• **Work to be completed**
Everything from the line holding "Extract the structured" through the last line below must be repeated exactly, and nothing else.

Stored dataset items:

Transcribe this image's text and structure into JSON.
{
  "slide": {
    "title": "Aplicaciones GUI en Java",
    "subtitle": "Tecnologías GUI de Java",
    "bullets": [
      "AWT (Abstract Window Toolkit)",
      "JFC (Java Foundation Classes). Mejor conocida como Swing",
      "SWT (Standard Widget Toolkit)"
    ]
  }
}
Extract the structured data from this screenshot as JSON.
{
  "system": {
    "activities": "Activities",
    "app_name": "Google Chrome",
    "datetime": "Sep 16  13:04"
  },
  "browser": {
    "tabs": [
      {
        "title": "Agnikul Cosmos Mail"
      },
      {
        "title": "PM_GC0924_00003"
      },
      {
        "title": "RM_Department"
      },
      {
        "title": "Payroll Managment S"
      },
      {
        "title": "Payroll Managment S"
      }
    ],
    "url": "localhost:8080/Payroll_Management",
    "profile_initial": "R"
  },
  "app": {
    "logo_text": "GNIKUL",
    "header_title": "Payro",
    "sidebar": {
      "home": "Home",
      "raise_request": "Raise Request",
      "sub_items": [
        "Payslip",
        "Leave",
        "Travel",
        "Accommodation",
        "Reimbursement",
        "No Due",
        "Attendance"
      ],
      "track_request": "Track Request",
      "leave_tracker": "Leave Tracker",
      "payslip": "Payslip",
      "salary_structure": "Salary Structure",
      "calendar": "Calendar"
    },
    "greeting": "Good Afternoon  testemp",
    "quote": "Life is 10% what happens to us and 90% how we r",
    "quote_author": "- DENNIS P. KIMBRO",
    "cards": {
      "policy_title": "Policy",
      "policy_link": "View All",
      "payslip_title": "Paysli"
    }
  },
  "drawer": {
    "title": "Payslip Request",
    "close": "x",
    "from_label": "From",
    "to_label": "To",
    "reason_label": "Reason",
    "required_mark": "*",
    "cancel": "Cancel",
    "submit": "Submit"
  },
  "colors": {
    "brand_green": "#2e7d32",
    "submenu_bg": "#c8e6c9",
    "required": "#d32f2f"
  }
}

• **Reply to the exercise**
Extract the structured data from this screenshot as JSON.
{
  "system": {
    "activities": "Activities",
    "app_name": "Google Chrome",
    "datetime": "Sep 16  13:04"
  },
  "browser": {
    "tabs": [
      {
        "title": "Agnikul Cosmos Mail"
      },
      {
        "title": "PM_GC0924_00003"
      },
      {
        "title": "RM_Department"
      },
      {
        "title": "Payroll Managment S"
      },
      {
        "title": "Payroll Managment S"
      }
    ],
    "url": "localhost:8080/Payroll_Management",
    "profile_initial": "R"
  },
  "app": {
    "logo_text": "GNIKUL",
    "header_title": "Payro",
    "sidebar": {
      "home": "Home",
      "raise_request": "Raise Request",
      "sub_items": [
        "Payslip",
        "Leave",
        "Travel",
        "Accommodation",
        "Reimbursement",
        "No Due",
        "Attendance"
      ],
      "track_request": "Track Request",
      "leave_tracker": "Leave Tracker",
      "payslip": "Payslip",
      "salary_structure": "Salary Structure",
      "calendar": "Calendar"
    },
    "greeting": "Good Afternoon  testemp",
    "quote": "Life is 10% what happens to us and 90% how we r",
    "quote_author": "- DENNIS P. KIMBRO",
    "cards": {
      "policy_title": "Policy",
      "policy_link": "View All",
      "payslip_title": "Paysli"
    }
  },
  "drawer": {
    "title": "Payslip Request",
    "close": "x",
    "from_label": "From",
    "to_label": "To",
    "reason_label": "Reason",
    "required_mark": "*",
    "cancel": "Cancel",
    "submit": "Submit"
  },
  "colors": {
    "brand_green": "#2e7d32",
    "submenu_bg": "#c8e6c9",
    "required": "#d32f2f"
  }
}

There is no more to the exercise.